▶ **What is asked**
Look for "What's the underlying" in the listing below, then copy exactly the line it appears in and all lines after it to the end, and nothing more.

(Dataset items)
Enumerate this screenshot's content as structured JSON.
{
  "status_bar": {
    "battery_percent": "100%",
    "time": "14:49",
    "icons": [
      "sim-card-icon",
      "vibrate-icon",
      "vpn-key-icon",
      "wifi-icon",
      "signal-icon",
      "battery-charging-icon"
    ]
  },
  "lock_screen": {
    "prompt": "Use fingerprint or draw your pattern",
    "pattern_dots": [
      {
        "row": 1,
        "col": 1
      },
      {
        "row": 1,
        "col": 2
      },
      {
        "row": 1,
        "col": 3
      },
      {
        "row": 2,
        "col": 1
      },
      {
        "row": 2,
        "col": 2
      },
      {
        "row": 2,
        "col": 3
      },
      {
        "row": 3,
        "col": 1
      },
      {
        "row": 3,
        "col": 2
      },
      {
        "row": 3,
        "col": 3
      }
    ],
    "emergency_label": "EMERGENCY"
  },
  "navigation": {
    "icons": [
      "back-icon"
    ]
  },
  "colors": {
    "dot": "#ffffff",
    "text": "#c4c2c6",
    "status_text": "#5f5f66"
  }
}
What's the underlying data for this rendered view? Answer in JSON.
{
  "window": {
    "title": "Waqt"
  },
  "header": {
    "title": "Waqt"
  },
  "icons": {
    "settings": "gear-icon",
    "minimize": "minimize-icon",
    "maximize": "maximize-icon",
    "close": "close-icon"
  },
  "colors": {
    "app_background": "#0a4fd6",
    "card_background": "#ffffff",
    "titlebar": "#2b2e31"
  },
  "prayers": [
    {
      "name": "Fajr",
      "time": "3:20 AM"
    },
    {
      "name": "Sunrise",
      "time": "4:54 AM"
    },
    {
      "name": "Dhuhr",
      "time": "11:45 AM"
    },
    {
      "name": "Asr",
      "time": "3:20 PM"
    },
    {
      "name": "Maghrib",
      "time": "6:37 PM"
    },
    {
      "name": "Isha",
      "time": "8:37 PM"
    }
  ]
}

▶ **Result of this task**
What's the underlying data for this rendered view? Answer in JSON.
{
  "window": {
    "title": "Waqt"
  },
  "header": {
    "title": "Waqt"
  },
  "icons": {
    "settings": "gear-icon",
    "minimize": "minimize-icon",
    "maximize": "maximize-icon",
    "close": "close-icon"
  },
  "colors": {
    "app_background": "#0a4fd6",
    "card_background": "#ffffff",
    "titlebar": "#2b2e31"
  },
  "prayers": [
    {
      "name": "Fajr",
      "time": "3:20 AM"
    },
    {
      "name": "Sunrise",
      "time": "4:54 AM"
    },
    {
      "name": "Dhuhr",
      "time": "11:45 AM"
    },
    {
      "name": "Asr",
      "time": "3:20 PM"
    },
    {
      "name": "Maghrib",
      "time": "6:37 PM"
    },
    {
      "name": "Isha",
      "time": "8:37 PM"
    }
  ]
}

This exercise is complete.